Source passage:
===============
Maybe KWalter will tune in, to answer why he put those boats in that category.

Back to the OP issue:

Do you have access to empty the bilge? There should be some way to get water out. If so, then just cover the whole with whatever you want.


----------



## Bfranchini (Sep 17, 2014)

I have a bronze drain plug in the stern and I will be installing a hatch on the bulkhead, just in case, I can also acces the bilge from the rear of the cabin. 
I was considering using the space to store the anchor rode by installing a small hatch on the deck as well... , the anchor itself could be secured to the pulpit. I find it a little cumbersome having to carry the anchor to the bow every time I want to lower it, it's a small boat and it's a little complicated to move carrying heavy things, perhaps this might be a solution as long as I keep the hatch closed while sailing. And the anchor hanging from the pulpit will give her a more "grown up" look


----------



## Barquito (Dec 5, 2007)
===============
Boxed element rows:
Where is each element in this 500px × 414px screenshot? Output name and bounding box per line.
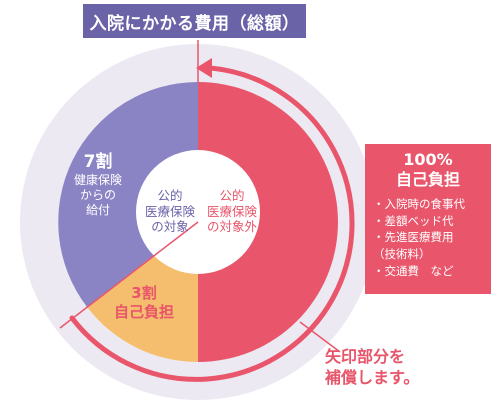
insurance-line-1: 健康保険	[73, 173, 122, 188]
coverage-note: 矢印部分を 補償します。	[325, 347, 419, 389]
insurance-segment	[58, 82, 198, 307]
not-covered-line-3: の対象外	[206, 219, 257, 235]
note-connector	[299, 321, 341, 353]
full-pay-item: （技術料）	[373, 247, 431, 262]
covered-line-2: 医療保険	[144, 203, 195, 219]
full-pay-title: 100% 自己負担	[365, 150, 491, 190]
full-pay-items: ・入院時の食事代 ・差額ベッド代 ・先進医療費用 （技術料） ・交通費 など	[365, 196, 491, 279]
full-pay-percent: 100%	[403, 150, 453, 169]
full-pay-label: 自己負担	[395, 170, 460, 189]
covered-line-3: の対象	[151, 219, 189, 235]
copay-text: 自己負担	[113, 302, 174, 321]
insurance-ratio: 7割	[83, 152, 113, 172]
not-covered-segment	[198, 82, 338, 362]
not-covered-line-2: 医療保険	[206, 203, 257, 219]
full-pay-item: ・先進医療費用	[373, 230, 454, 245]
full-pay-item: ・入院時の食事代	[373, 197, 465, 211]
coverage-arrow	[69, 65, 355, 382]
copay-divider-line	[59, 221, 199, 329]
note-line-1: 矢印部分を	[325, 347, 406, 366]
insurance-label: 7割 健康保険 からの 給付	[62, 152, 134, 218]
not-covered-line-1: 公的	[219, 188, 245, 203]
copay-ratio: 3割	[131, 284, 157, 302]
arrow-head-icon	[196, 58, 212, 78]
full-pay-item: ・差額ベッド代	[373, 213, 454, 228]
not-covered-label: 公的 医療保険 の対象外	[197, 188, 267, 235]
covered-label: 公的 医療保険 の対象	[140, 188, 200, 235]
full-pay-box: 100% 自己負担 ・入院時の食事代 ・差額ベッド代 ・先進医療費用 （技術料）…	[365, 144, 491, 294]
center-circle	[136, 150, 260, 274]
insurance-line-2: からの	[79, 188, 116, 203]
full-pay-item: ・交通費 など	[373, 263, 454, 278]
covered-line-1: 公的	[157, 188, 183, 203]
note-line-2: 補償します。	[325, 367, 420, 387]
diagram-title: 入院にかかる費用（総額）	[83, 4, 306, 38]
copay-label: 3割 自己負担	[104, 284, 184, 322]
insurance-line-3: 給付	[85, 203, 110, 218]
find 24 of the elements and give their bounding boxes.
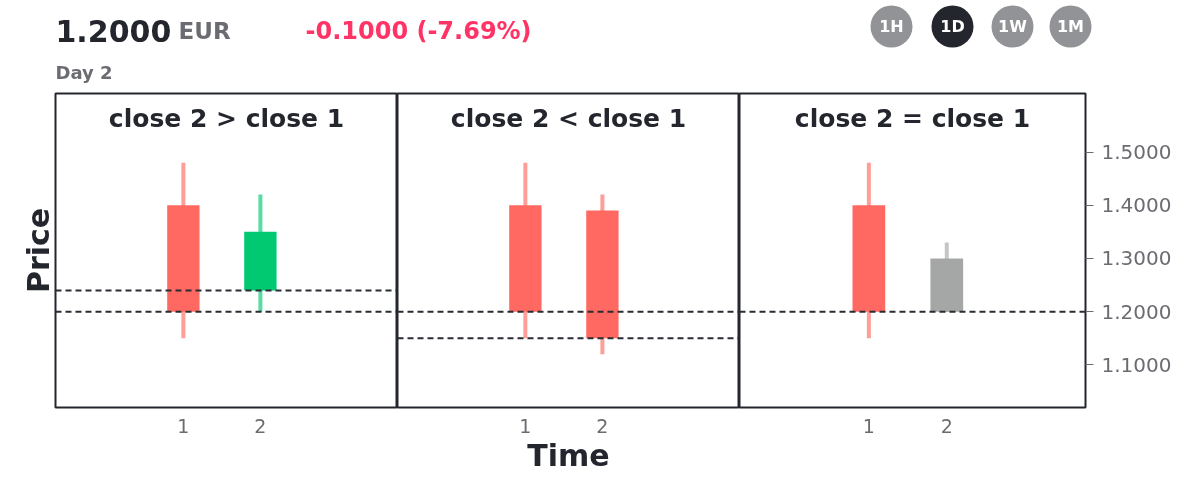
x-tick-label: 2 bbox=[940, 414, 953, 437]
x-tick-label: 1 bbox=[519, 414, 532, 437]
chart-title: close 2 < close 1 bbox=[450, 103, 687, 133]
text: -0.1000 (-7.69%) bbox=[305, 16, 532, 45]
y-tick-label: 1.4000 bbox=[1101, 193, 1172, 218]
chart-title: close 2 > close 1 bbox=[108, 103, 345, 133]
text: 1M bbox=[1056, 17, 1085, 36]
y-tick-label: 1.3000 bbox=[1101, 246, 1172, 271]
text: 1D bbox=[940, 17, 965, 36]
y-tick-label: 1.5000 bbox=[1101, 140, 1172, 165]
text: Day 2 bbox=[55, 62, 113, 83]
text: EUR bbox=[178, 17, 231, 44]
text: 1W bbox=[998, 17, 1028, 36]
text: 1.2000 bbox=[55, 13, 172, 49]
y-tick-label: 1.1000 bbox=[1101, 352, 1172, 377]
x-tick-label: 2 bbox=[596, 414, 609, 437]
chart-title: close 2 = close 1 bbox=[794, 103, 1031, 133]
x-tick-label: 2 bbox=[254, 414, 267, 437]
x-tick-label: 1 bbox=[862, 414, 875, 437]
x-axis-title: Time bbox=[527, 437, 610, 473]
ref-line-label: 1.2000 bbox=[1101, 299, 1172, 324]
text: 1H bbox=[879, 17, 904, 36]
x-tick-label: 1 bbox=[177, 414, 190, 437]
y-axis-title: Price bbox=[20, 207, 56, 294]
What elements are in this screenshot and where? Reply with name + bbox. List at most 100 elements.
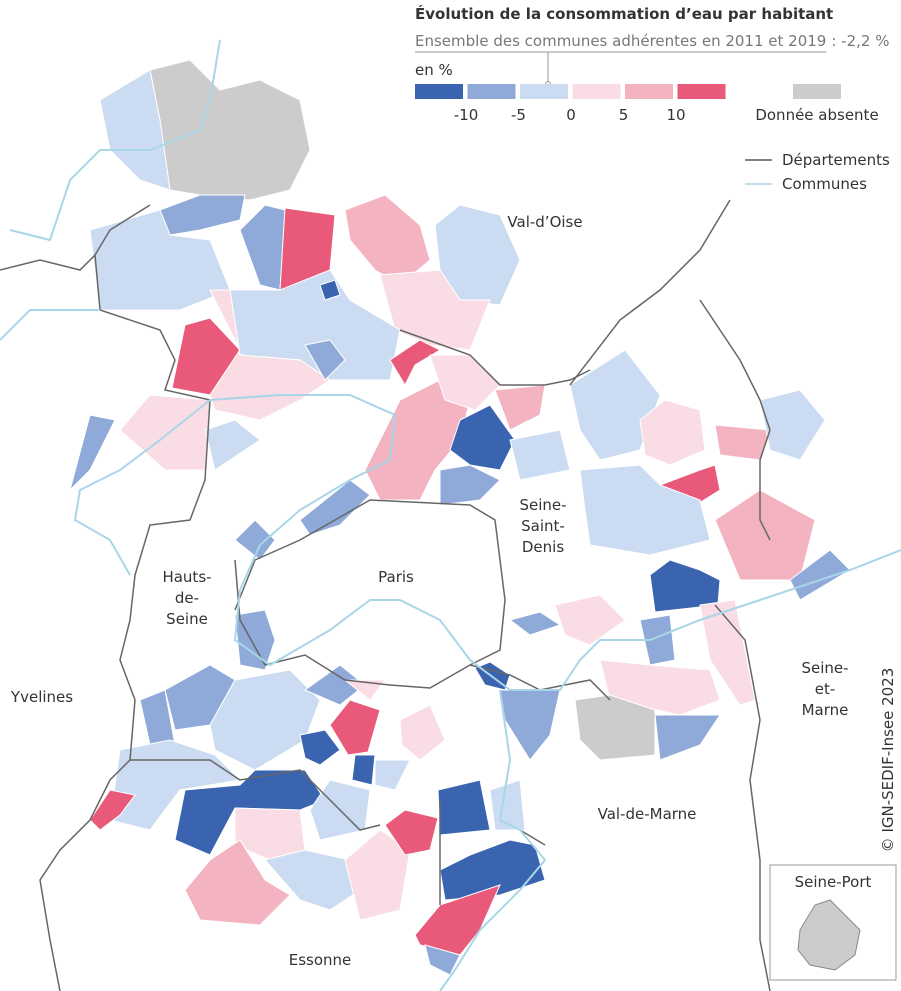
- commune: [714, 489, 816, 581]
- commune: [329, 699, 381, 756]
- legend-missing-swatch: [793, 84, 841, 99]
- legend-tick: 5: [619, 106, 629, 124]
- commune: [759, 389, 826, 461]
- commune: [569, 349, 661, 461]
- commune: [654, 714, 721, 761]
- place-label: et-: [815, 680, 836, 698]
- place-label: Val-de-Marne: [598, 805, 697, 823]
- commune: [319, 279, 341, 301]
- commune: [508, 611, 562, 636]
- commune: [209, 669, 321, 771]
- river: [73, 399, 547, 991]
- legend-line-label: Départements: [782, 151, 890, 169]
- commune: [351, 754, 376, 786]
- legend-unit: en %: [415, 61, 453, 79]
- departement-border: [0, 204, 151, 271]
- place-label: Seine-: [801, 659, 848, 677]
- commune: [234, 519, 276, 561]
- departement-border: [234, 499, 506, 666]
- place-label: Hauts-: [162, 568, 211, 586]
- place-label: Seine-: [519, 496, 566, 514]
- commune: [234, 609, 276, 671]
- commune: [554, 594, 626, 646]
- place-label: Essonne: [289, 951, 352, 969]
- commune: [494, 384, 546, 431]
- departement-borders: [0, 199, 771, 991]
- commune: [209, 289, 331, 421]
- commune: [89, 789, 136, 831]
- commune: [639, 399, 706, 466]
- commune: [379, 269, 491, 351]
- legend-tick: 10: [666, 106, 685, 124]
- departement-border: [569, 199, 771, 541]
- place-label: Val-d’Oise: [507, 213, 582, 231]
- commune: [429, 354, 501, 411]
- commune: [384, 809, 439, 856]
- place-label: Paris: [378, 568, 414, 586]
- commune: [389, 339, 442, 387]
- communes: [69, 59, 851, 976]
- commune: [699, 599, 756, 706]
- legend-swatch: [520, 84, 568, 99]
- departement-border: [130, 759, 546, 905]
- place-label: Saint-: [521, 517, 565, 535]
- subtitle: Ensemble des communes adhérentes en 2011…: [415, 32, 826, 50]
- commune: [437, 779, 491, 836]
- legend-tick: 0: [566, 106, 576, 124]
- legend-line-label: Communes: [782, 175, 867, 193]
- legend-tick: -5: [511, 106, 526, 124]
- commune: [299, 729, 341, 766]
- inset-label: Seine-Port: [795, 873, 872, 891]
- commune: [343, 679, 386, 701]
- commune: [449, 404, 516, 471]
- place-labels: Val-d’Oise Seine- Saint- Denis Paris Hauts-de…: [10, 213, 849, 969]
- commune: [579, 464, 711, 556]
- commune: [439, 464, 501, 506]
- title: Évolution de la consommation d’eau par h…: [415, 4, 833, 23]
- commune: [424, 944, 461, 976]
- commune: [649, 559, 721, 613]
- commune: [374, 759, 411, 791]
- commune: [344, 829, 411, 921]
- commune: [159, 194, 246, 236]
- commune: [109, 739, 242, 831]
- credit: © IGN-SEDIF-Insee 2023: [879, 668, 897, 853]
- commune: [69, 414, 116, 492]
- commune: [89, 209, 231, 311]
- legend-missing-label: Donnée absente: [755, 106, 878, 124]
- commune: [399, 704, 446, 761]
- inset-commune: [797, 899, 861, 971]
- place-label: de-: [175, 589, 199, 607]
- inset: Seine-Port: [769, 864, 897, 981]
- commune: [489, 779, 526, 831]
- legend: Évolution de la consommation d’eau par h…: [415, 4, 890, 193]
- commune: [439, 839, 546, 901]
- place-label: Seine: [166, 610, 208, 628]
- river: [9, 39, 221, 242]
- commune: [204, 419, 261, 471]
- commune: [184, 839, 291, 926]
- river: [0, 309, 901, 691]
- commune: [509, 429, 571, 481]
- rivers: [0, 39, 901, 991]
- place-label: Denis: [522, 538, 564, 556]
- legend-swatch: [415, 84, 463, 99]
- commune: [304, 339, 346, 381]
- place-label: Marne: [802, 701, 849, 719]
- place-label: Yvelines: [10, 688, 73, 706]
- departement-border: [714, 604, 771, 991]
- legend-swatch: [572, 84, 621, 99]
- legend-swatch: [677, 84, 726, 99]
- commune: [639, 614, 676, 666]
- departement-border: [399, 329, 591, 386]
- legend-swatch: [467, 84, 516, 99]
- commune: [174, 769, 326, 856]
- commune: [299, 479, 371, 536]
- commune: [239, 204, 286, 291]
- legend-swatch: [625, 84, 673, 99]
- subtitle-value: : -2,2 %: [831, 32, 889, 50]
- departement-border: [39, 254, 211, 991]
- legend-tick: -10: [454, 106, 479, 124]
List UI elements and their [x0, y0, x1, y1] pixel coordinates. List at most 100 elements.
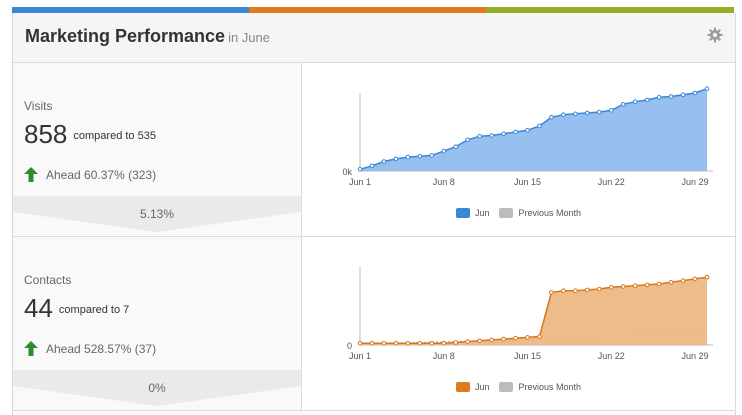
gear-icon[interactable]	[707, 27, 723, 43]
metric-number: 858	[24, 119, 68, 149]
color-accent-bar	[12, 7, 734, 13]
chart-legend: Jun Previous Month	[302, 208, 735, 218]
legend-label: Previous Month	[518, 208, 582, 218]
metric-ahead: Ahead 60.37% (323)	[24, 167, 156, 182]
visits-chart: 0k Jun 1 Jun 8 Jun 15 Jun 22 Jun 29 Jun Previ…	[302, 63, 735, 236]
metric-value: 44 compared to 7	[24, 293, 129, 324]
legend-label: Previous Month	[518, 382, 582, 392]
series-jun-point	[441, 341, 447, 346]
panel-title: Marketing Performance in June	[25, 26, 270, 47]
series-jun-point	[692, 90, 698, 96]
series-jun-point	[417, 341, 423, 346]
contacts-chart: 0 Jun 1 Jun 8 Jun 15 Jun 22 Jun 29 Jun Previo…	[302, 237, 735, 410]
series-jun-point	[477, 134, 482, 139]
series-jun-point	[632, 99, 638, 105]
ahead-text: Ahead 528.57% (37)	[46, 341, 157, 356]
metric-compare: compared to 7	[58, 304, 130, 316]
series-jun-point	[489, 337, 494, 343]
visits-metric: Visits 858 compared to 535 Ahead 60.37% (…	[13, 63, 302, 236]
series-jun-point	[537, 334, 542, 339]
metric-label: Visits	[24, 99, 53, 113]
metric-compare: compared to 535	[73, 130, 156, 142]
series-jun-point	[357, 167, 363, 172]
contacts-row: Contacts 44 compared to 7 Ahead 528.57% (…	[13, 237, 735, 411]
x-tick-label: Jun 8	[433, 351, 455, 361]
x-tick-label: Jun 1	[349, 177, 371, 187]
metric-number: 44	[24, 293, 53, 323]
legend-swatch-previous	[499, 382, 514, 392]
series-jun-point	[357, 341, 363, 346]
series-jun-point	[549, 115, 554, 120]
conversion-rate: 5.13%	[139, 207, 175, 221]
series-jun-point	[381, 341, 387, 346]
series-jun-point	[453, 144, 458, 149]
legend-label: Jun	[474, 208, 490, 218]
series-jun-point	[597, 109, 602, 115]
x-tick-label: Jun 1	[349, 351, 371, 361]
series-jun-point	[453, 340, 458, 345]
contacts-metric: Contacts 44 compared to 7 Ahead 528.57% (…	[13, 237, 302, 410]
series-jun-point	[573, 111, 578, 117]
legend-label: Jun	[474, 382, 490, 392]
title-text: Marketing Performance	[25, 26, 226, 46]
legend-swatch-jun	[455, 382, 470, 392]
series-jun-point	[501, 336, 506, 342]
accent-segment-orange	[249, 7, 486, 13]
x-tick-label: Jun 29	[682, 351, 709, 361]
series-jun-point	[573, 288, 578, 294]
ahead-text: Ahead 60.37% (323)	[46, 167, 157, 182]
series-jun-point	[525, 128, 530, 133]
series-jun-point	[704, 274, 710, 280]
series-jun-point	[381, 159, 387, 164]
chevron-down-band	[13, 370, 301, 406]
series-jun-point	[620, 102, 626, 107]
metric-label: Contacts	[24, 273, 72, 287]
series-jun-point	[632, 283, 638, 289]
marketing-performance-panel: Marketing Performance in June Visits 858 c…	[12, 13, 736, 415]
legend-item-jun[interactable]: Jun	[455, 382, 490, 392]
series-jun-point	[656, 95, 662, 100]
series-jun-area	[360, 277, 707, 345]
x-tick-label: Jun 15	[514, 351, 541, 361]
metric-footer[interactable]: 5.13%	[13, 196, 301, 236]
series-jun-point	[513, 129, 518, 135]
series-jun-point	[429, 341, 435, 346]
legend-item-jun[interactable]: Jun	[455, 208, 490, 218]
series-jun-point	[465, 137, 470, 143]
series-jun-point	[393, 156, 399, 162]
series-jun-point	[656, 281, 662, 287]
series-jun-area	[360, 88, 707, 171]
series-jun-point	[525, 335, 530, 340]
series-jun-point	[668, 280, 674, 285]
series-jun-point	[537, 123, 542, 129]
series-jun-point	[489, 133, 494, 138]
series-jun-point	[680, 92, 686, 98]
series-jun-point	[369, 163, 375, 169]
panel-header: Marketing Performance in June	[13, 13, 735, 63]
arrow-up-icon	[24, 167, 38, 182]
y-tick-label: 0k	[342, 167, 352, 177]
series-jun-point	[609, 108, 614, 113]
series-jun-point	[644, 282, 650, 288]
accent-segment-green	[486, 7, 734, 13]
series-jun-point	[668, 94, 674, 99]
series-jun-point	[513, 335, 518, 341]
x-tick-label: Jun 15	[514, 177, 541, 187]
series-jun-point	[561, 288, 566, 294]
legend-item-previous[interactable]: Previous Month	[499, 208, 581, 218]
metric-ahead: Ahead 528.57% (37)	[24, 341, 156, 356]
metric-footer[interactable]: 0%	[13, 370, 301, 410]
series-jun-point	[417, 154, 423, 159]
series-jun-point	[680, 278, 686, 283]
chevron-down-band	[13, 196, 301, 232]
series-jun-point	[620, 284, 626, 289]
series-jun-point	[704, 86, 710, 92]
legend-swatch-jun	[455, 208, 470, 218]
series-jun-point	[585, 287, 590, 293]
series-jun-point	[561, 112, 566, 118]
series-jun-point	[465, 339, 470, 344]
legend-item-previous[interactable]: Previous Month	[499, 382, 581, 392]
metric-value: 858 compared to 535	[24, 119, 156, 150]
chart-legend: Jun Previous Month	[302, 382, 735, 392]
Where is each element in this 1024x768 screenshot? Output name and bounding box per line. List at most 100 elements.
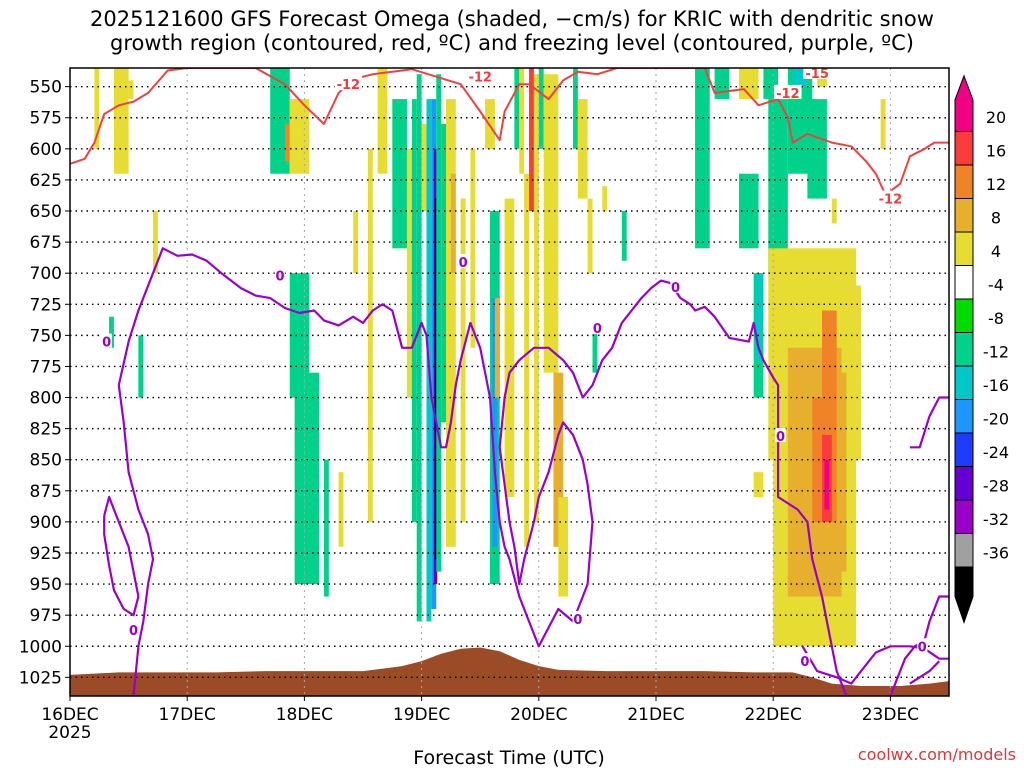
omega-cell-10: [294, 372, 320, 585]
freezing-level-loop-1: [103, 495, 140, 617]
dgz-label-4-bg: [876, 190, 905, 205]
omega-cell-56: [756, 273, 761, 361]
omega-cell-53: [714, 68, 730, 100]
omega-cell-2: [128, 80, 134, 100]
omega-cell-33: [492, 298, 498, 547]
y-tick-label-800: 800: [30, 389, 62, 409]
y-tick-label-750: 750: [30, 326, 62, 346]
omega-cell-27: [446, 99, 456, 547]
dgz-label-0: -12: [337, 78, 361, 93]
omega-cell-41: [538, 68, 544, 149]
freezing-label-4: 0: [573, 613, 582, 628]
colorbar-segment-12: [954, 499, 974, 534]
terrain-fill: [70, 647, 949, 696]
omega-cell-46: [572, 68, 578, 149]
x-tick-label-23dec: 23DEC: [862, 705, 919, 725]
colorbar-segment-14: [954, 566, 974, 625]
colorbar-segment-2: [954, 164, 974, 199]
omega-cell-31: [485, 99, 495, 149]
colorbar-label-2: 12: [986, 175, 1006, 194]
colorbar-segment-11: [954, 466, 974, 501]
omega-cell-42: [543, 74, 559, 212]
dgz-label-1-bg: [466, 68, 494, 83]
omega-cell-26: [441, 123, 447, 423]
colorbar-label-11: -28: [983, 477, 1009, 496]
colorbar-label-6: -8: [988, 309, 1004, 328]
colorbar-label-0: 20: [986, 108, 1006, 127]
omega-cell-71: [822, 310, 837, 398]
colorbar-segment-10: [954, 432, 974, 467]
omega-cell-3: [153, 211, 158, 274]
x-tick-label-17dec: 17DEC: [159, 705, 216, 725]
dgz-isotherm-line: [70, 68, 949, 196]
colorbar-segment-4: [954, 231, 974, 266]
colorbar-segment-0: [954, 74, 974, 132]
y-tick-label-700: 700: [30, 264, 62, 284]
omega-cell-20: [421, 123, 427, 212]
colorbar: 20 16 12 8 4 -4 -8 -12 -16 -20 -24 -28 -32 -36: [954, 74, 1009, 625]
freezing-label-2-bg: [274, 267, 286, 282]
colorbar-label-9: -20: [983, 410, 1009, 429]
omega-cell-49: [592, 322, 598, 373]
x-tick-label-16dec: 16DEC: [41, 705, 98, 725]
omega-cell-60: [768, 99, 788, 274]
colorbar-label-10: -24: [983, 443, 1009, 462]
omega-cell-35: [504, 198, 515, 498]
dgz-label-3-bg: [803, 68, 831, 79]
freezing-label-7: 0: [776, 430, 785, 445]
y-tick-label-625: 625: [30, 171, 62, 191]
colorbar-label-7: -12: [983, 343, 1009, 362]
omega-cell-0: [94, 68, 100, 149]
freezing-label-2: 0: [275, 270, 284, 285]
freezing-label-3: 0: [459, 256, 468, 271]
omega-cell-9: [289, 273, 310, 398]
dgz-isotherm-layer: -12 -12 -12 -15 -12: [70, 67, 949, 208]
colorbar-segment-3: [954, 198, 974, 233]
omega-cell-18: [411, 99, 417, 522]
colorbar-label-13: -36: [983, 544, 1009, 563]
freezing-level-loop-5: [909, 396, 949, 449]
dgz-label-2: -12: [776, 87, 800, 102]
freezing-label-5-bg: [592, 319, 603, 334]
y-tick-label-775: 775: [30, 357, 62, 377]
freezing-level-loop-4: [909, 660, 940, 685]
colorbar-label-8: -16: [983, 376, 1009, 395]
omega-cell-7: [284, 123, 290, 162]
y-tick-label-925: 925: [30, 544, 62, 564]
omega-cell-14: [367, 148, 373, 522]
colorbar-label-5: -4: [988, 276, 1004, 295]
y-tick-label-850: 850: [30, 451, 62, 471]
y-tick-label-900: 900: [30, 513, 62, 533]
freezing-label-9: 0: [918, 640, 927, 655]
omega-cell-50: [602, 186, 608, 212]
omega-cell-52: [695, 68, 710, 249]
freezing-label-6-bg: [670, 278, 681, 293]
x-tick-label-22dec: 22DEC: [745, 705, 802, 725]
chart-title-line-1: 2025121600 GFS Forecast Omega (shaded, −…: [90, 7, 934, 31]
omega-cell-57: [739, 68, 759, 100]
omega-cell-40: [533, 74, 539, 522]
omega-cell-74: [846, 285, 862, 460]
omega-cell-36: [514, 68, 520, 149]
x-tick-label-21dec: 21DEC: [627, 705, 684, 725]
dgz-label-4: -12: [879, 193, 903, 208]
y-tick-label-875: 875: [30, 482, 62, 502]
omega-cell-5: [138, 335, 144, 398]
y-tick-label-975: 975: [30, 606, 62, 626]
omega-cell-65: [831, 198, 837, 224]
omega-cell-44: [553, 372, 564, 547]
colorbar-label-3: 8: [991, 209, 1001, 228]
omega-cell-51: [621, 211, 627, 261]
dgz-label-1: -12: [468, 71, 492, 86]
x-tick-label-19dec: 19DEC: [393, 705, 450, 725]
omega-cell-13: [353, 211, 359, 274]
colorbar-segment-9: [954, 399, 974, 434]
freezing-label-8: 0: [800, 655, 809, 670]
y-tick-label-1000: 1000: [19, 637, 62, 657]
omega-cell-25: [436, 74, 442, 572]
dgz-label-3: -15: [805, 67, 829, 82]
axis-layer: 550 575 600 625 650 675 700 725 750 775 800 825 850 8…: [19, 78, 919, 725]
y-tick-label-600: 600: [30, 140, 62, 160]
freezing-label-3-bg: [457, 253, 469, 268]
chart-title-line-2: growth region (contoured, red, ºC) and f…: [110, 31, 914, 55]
===============
Required work:
a) In the bilge forum thread, what kind of drain plug does Bfranchini have in the stern?
b) Summarize the bilge forum thread in two sentences.
c) Write a continuation of the bilge forum thread from the point at which it ends.

Response list:
a) A bronze drain plug.

b) One reply asks whether the bilge can be emptied, and Bfranchini answers that there is a bronze drain plug in the stern, a hatch will be installed on the bulkhead, and the bilge can also be reached from the rear of the cabin. Bfranchini is considering using the space to store the anchor rode through a small deck hatch kept closed while sailing, with the anchor secured to the pulpit so it need not be carried to the bow.

c)
The anchor hanging from the pulpit may also throw the balance of a little. When you anchor, you could just lower it from the cockpit.


----------



## MarkSF (Feb 21, 2011)

Yes, I was also wondering if the very heavy rudder stock was intended to weigh down the stern, to make up for all the weight they added up front with the cuddy?

So is the centreboard weighted at all? Some people used to replace Wayfarer wooden centreboards with heavier ones.


----------



## Bfranchini (Sep 17, 2014)

Sorry For the delay and thank you for your interest.I was away for a while.
The centerboard is made out cast steel and weighs over 150 lbs or so. I haven't exactly weighed it myself but the weight is specified on a couple of specs on line. Judging by the effort used to raise it I would say it's between 100 and 200 lbs easy. It works almost like fixed keel because the other day we caught a bit of wind an the boat never capsized in spite of the fact that I was holding on to the mainsheet to keep my balance  while screaming to my other inexperienced crew member "how do you stop this f'n thing?", I never read beyon chapter five on Sailing for Dummies!
Just thought I'd share this because it was funny and laughed about it all the way home


----------



## newhaul (Feb 19, 2010)

You learned how to stop didnt ya and had fun at it :laugher:laugher:laugher
And it all ended well. That's what its all about


----------



## MarkSF (Feb 21, 2011)

Yes if it's gusty you should keep the mainsheet AND jib sheet in your hand and be ready to release them quickly.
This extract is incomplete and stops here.